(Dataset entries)
::::::

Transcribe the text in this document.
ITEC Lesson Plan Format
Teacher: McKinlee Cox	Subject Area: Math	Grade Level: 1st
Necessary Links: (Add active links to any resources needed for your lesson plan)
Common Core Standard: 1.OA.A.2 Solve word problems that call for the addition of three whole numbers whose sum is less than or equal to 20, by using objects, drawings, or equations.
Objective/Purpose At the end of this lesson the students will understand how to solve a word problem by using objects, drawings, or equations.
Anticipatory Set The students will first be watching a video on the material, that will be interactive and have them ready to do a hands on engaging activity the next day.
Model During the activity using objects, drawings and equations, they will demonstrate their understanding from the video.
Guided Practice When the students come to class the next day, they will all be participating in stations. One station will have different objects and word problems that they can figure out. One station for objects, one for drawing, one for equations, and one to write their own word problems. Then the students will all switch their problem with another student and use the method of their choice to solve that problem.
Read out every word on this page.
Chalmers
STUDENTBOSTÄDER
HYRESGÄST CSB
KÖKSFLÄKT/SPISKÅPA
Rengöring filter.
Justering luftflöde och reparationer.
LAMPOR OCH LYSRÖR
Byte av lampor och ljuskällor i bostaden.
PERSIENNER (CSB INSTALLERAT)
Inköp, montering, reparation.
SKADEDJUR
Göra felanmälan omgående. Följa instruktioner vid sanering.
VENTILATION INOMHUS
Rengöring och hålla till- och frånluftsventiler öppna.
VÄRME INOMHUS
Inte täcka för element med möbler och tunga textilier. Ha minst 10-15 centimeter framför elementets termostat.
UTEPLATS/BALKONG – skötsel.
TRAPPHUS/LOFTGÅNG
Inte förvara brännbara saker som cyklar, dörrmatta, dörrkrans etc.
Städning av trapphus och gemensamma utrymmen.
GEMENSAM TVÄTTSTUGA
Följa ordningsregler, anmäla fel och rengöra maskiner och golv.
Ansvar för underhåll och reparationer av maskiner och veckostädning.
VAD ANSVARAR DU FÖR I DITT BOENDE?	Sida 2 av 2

::::::

In the records above, locate the line that contains "Read out every word on this page.". Repeat it and every line after it, exactly, and nothing else.

* _WRITTEN SOLUTION_
Read out every word on this page.
Chalmers
STUDENTBOSTÄDER
HYRESGÄST CSB
KÖKSFLÄKT/SPISKÅPA
Rengöring filter.
Justering luftflöde och reparationer.
LAMPOR OCH LYSRÖR
Byte av lampor och ljuskällor i bostaden.
PERSIENNER (CSB INSTALLERAT)
Inköp, montering, reparation.
SKADEDJUR
Göra felanmälan omgående. Följa instruktioner vid sanering.
VENTILATION INOMHUS
Rengöring och hålla till- och frånluftsventiler öppna.
VÄRME INOMHUS
Inte täcka för element med möbler och tunga textilier. Ha minst 10-15 centimeter framför elementets termostat.
UTEPLATS/BALKONG – skötsel.
TRAPPHUS/LOFTGÅNG
Inte förvara brännbara saker som cyklar, dörrmatta, dörrkrans etc.
Städning av trapphus och gemensamma utrymmen.
GEMENSAM TVÄTTSTUGA
Följa ordningsregler, anmäla fel och rengöra maskiner och golv.
Ansvar för underhåll och reparationer av maskiner och veckostädning.
VAD ANSVARAR DU FÖR I DITT BOENDE?	Sida 2 av 2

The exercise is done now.